What you are asked to do: Once the pictures are set aside, transcribe the remaining data exactly.

[START Records supplied]

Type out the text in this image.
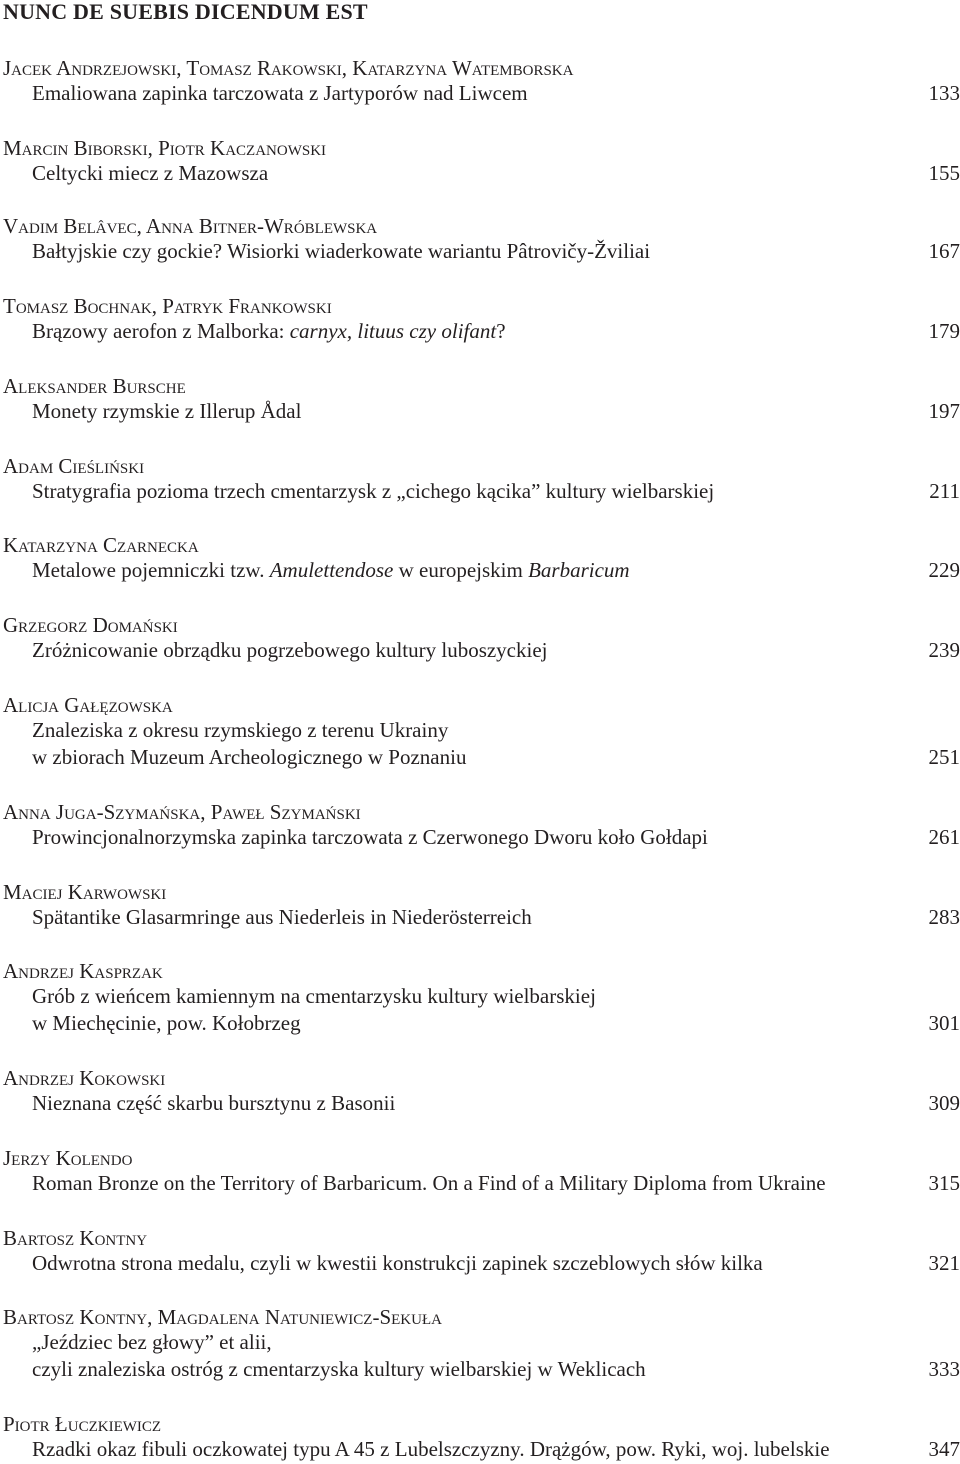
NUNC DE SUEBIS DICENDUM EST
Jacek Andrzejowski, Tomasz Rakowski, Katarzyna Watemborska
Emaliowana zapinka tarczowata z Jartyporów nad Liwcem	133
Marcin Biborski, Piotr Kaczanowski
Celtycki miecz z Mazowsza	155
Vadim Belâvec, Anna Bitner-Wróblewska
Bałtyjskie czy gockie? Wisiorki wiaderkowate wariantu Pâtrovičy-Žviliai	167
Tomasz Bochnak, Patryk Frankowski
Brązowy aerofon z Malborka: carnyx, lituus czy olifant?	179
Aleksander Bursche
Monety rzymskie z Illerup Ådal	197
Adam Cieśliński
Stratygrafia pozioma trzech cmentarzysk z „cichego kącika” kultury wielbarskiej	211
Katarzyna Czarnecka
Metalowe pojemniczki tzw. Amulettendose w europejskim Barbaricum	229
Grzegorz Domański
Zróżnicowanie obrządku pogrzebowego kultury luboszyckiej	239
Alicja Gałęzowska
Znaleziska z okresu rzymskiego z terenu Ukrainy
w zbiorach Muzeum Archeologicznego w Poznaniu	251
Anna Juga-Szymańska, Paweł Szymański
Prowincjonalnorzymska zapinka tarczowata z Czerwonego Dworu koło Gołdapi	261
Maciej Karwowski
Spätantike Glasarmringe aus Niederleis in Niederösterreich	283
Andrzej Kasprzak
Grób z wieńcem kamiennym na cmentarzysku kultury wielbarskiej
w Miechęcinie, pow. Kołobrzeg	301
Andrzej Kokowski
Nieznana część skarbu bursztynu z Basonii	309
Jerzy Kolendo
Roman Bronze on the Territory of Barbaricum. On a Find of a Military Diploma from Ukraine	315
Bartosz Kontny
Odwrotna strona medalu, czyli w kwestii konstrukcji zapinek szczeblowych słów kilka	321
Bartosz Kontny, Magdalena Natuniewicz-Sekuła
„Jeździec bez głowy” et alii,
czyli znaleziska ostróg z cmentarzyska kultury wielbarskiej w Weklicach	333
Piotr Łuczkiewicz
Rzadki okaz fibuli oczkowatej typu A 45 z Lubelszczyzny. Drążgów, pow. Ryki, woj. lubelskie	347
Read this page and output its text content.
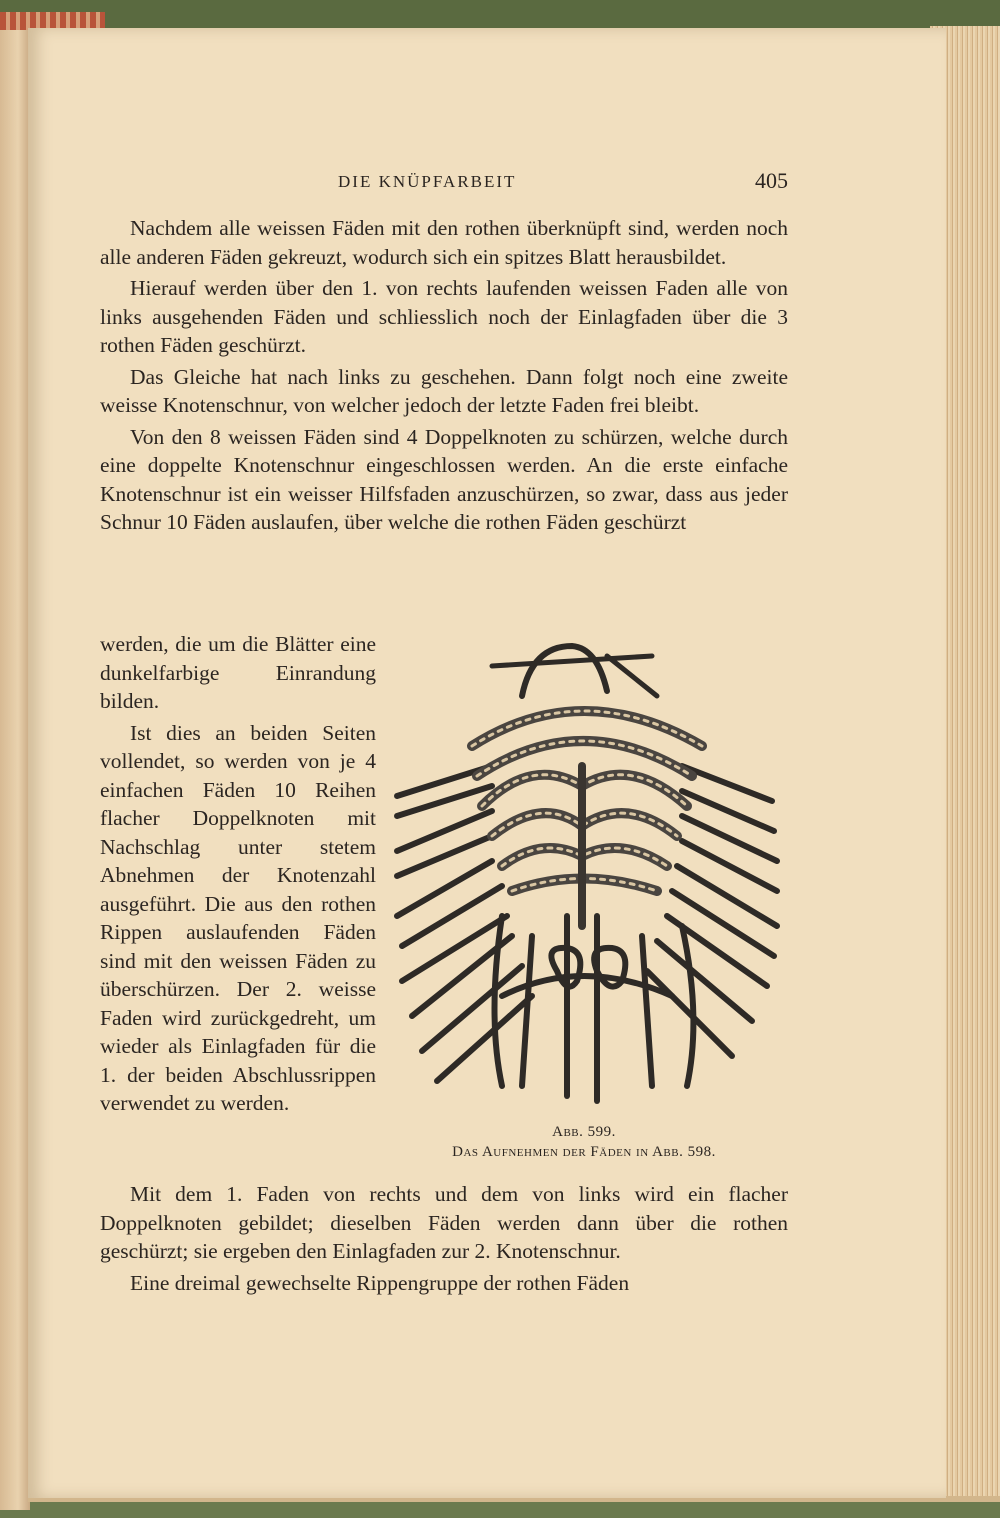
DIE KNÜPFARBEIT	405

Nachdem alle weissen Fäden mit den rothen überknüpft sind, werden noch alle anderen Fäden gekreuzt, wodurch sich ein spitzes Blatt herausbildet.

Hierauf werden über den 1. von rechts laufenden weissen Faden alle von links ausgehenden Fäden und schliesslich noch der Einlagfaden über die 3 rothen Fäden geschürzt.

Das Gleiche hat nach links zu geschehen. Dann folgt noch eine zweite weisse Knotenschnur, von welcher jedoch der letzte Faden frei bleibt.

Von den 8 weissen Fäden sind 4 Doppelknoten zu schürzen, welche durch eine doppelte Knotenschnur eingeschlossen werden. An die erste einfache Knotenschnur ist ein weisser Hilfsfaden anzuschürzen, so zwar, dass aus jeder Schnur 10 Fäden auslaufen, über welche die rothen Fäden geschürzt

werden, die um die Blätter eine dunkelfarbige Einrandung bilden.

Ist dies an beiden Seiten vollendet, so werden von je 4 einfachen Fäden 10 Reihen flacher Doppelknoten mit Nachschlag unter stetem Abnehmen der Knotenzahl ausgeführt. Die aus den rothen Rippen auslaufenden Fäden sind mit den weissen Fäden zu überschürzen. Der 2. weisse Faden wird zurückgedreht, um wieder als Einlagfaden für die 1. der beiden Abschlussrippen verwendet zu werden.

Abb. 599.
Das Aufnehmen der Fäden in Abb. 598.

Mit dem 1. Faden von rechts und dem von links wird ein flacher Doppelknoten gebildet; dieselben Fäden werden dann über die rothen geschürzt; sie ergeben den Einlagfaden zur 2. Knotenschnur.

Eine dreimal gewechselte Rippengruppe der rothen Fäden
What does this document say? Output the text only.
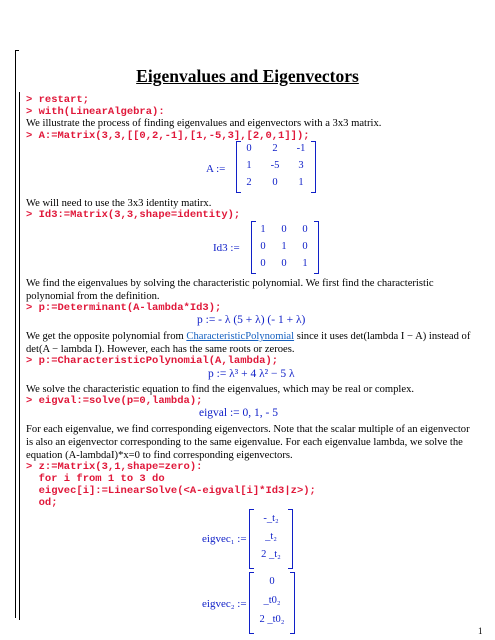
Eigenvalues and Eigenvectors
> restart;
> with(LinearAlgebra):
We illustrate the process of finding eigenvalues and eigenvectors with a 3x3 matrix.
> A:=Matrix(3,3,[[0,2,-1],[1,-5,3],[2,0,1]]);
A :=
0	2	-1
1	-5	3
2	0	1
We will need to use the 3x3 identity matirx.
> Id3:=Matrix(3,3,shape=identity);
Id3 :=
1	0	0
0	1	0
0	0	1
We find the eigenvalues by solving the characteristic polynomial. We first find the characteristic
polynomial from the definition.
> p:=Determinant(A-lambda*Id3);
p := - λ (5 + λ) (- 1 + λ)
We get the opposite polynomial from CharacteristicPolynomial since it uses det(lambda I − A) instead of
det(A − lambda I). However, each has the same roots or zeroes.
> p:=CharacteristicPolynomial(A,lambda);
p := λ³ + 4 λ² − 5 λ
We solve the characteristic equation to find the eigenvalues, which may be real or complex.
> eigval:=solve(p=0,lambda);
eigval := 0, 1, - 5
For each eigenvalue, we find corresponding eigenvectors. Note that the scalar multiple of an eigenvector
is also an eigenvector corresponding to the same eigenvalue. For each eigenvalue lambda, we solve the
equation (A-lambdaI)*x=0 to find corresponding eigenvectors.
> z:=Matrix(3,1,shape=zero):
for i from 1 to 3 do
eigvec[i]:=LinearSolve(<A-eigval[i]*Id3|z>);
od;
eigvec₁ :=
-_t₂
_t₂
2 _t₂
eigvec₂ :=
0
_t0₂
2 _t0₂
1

[END Records supplied]

Task output:
Type out the text in this image.
NUNC DE SUEBIS DICENDUM EST
Jacek Andrzejowski, Tomasz Rakowski, Katarzyna Watemborska
Emaliowana zapinka tarczowata z Jartyporów nad Liwcem	133
Marcin Biborski, Piotr Kaczanowski
Celtycki miecz z Mazowsza	155
Vadim Belâvec, Anna Bitner-Wróblewska
Bałtyjskie czy gockie? Wisiorki wiaderkowate wariantu Pâtrovičy-Žviliai	167
Tomasz Bochnak, Patryk Frankowski
Brązowy aerofon z Malborka: carnyx, lituus czy olifant?	179
Aleksander Bursche
Monety rzymskie z Illerup Ådal	197
Adam Cieśliński
Stratygrafia pozioma trzech cmentarzysk z „cichego kącika” kultury wielbarskiej	211
Katarzyna Czarnecka
Metalowe pojemniczki tzw. Amulettendose w europejskim Barbaricum	229
Grzegorz Domański
Zróżnicowanie obrządku pogrzebowego kultury luboszyckiej	239
Alicja Gałęzowska
Znaleziska z okresu rzymskiego z terenu Ukrainy
w zbiorach Muzeum Archeologicznego w Poznaniu	251
Anna Juga-Szymańska, Paweł Szymański
Prowincjonalnorzymska zapinka tarczowata z Czerwonego Dworu koło Gołdapi	261
Maciej Karwowski
Spätantike Glasarmringe aus Niederleis in Niederösterreich	283
Andrzej Kasprzak
Grób z wieńcem kamiennym na cmentarzysku kultury wielbarskiej
w Miechęcinie, pow. Kołobrzeg	301
Andrzej Kokowski
Nieznana część skarbu bursztynu z Basonii	309
Jerzy Kolendo
Roman Bronze on the Territory of Barbaricum. On a Find of a Military Diploma from Ukraine	315
Bartosz Kontny
Odwrotna strona medalu, czyli w kwestii konstrukcji zapinek szczeblowych słów kilka	321
Bartosz Kontny, Magdalena Natuniewicz-Sekuła
„Jeździec bez głowy” et alii,
czyli znaleziska ostróg z cmentarzyska kultury wielbarskiej w Weklicach	333
Piotr Łuczkiewicz
Rzadki okaz fibuli oczkowatej typu A 45 z Lubelszczyzny. Drążgów, pow. Ryki, woj. lubelskie	347
Read this page and output its text content.
DIE KNÜPFARBEIT	405

Nachdem alle weissen Fäden mit den rothen überknüpft sind, werden noch alle anderen Fäden gekreuzt, wodurch sich ein spitzes Blatt herausbildet.

Hierauf werden über den 1. von rechts laufenden weissen Faden alle von links ausgehenden Fäden und schliesslich noch der Einlagfaden über die 3 rothen Fäden geschürzt.

Das Gleiche hat nach links zu geschehen. Dann folgt noch eine zweite weisse Knotenschnur, von welcher jedoch der letzte Faden frei bleibt.

Von den 8 weissen Fäden sind 4 Doppelknoten zu schürzen, welche durch eine doppelte Knotenschnur eingeschlossen werden. An die erste einfache Knotenschnur ist ein weisser Hilfsfaden anzuschürzen, so zwar, dass aus jeder Schnur 10 Fäden auslaufen, über welche die rothen Fäden geschürzt

werden, die um die Blätter eine dunkelfarbige Einrandung bilden.

Ist dies an beiden Seiten vollendet, so werden von je 4 einfachen Fäden 10 Reihen flacher Doppelknoten mit Nachschlag unter stetem Abnehmen der Knotenzahl ausgeführt. Die aus den rothen Rippen auslaufenden Fäden sind mit den weissen Fäden zu überschürzen. Der 2. weisse Faden wird zurückgedreht, um wieder als Einlagfaden für die 1. der beiden Abschlussrippen verwendet zu werden.

Abb. 599.
Das Aufnehmen der Fäden in Abb. 598.

Mit dem 1. Faden von rechts und dem von links wird ein flacher Doppelknoten gebildet; dieselben Fäden werden dann über die rothen geschürzt; sie ergeben den Einlagfaden zur 2. Knotenschnur.

Eine dreimal gewechselte Rippengruppe der rothen Fäden
What does this document say? Output the text only.
Eigenvalues and Eigenvectors
> restart;
> with(LinearAlgebra):
We illustrate the process of finding eigenvalues and eigenvectors with a 3x3 matrix.
> A:=Matrix(3,3,[[0,2,-1],[1,-5,3],[2,0,1]]);
A :=
0	2	-1
1	-5	3
2	0	1
We will need to use the 3x3 identity matirx.
> Id3:=Matrix(3,3,shape=identity);
Id3 :=
1	0	0
0	1	0
0	0	1
We find the eigenvalues by solving the characteristic polynomial. We first find the characteristic
polynomial from the definition.
> p:=Determinant(A-lambda*Id3);
p := - λ (5 + λ) (- 1 + λ)
We get the opposite polynomial from CharacteristicPolynomial since it uses det(lambda I − A) instead of
det(A − lambda I). However, each has the same roots or zeroes.
> p:=CharacteristicPolynomial(A,lambda);
p := λ³ + 4 λ² − 5 λ
We solve the characteristic equation to find the eigenvalues, which may be real or complex.
> eigval:=solve(p=0,lambda);
eigval := 0, 1, - 5
For each eigenvalue, we find corresponding eigenvectors. Note that the scalar multiple of an eigenvector
is also an eigenvector corresponding to the same eigenvalue. For each eigenvalue lambda, we solve the
equation (A-lambdaI)*x=0 to find corresponding eigenvectors.
> z:=Matrix(3,1,shape=zero):
for i from 1 to 3 do
eigvec[i]:=LinearSolve(<A-eigval[i]*Id3|z>);
od;
eigvec₁ :=
-_t₂
_t₂
2 _t₂
eigvec₂ :=
0
_t0₂
2 _t0₂
1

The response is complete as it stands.